___ GIVEN PASSAGE
Does your company have a source of royalty-free stock photos and clip art that can be licensed for use—or do you frequently grab images from various web sites and use them without credit? Does your training department record or license all audio and video—or do you download them directly from YouTube (or “rip” them from a DVD) without permission? Also, do you and your department write and design the content—or was someone else’s content “borrowed” without their knowledge or consent?
Using the content of others without their permission is unlawful and an infringement of their intellectual property rights. If you have a legitimate reason to include a copyrighted work in your training programs—as long as you gain permission or give attribution for it—it may be acceptable under what’s called “fair use.” Whether you’re an instructional designer working for yourself or one who’s employed by a Fortune 500 company, the law applies to you.
A layperson’s description of fair use, which appears in Title 17 of the 1961 U.S. Copyright Act, can be found on the U.S. Copyright Office’s site at copyright.gov/fls/fl102.html. For example, the act allows “reproduction by a teacher or student of a small part of a work to illustrate a lesson” (but not if you use it for entertainment value). Let’s say you’re teaching a class how a certain medical procedure saves lives; you probably won’t need written permission from a Hollywood studio to play a short excerpt from a medical TV show that demonstrates the procedure. However, this type of fair use is meant for face-to-face instruction, not for an online learning program that may be accessed by thousands.
It’s true that intellectual property lawyers aren’t flocking to sign up for your company’s e-learning courses, webinars and classroom training to make sure that you’re complying with the law. Their attention is usually focused on infringement of intellectual property that finds it way in locations where many people can see it (such as on the web, mass-market books, TV, movies and advertising). But it’s better to focus on making the content the best that you can than to constantly look over your shoulder.
Just because there’s an endless amount of content on the web, that doesn’t mean you can freely use any of it. In fact, a web search will identify dozens of news articles about individuals prosecuted for stealing intellectual property and sharing it with others. Even if intellectual property laws are lax and “everybody does it, anyway,” set the example by being thoroughly professional and not stealing (or even “rewriting”) someone else’s content. Your proper conduct will shine like a beacon of responsibility for your co-workers, company and clients.
______
___ DATA EXTRACT
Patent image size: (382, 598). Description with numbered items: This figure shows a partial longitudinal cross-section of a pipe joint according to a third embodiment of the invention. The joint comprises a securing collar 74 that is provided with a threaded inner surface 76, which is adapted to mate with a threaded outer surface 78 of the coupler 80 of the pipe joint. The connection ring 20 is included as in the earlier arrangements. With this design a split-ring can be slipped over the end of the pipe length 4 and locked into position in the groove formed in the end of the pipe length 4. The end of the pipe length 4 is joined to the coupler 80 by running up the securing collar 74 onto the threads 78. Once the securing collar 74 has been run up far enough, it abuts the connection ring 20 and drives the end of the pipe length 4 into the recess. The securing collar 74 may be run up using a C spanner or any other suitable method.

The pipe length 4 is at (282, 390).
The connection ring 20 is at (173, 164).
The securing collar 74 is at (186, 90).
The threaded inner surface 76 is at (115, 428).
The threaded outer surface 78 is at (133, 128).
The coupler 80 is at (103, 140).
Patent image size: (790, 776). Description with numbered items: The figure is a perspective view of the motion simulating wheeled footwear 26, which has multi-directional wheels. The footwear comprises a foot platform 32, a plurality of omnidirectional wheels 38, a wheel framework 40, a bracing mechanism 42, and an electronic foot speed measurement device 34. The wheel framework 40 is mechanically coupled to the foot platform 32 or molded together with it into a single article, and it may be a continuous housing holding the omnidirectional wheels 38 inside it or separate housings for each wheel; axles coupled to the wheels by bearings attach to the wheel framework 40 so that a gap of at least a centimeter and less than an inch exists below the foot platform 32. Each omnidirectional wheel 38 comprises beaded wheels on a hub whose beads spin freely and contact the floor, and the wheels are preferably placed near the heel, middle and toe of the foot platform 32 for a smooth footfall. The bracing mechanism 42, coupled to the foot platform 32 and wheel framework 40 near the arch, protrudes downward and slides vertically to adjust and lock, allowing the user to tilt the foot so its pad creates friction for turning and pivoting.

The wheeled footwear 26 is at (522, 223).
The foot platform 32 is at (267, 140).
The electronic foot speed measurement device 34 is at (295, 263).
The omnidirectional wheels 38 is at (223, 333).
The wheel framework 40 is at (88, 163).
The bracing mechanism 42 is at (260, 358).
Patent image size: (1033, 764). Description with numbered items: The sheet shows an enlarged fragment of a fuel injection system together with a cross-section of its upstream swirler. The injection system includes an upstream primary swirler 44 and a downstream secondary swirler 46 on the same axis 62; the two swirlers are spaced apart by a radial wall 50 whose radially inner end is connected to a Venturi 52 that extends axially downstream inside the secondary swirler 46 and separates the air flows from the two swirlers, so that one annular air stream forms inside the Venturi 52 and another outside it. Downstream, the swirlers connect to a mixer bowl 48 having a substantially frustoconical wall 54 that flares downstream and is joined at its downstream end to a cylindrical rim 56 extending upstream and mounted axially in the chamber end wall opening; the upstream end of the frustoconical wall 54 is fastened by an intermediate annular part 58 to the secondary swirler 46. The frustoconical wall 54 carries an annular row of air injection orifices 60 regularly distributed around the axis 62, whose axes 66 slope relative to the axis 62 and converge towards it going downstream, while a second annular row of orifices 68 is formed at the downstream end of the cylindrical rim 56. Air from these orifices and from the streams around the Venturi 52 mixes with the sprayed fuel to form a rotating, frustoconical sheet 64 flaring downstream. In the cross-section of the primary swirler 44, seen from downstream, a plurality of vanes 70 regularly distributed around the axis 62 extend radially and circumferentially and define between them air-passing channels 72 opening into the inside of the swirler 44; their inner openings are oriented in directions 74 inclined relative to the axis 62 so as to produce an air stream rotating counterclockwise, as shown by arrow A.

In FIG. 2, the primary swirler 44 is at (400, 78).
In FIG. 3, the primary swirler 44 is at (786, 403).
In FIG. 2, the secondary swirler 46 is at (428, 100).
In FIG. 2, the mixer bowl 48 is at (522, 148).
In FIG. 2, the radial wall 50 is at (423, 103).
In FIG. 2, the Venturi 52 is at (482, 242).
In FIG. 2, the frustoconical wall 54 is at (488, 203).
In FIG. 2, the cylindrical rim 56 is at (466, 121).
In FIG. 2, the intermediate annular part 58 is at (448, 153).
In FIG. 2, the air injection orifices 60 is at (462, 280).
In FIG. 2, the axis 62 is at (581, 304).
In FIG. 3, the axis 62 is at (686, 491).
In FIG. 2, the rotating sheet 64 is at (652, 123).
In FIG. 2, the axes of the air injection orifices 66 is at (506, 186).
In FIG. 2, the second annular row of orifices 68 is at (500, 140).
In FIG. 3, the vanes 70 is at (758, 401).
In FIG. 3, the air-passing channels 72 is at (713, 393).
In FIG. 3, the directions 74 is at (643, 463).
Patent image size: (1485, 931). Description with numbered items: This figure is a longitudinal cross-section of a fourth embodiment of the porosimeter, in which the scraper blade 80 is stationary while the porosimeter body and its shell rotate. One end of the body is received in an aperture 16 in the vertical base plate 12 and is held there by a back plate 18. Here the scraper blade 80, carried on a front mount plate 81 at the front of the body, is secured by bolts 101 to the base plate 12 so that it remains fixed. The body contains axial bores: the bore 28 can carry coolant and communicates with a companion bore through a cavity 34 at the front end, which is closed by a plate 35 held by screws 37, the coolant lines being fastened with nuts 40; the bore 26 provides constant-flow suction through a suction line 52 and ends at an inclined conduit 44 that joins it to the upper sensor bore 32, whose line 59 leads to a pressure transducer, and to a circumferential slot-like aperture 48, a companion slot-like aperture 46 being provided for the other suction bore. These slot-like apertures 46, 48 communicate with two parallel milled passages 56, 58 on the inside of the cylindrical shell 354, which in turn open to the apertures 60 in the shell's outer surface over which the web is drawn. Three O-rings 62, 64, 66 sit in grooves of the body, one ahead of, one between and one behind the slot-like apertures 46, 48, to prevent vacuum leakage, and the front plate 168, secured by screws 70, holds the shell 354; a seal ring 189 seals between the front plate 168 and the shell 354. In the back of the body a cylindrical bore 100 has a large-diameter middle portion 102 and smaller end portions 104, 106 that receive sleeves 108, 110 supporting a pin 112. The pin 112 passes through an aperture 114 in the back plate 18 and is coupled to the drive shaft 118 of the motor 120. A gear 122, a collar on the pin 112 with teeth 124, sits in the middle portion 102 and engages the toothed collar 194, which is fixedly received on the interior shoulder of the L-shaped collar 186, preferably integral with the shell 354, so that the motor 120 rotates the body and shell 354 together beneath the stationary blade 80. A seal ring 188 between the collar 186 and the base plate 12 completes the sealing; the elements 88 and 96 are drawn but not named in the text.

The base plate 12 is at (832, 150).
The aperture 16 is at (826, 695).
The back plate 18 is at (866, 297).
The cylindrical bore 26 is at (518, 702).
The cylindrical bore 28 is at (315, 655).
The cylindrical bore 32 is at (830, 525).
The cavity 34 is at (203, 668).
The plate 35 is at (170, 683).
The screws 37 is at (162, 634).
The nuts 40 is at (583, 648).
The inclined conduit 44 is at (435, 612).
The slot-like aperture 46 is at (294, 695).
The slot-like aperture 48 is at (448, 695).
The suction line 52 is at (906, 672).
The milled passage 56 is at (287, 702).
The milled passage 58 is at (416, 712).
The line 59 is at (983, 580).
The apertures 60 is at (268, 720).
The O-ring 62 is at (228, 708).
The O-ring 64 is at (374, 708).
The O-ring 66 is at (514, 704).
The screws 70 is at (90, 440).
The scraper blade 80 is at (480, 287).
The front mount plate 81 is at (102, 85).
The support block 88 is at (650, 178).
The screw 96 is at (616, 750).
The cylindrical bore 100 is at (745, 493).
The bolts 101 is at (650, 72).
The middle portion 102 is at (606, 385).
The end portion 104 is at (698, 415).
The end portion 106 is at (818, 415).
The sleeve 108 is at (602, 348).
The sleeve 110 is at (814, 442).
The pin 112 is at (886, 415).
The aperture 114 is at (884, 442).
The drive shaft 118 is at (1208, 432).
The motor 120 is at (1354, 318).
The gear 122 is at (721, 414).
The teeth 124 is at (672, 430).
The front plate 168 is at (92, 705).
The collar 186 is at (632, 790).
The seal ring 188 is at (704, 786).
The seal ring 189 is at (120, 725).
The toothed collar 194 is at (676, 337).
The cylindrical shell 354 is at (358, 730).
______
§ **ASSIGNED TASK**
In the passage on copyright in training materials, what kind of instruction is the teaching form of fair use meant for?

§ **TASK RESULT**
Face-to-face instruction, not an online learning program that may be accessed by thousands.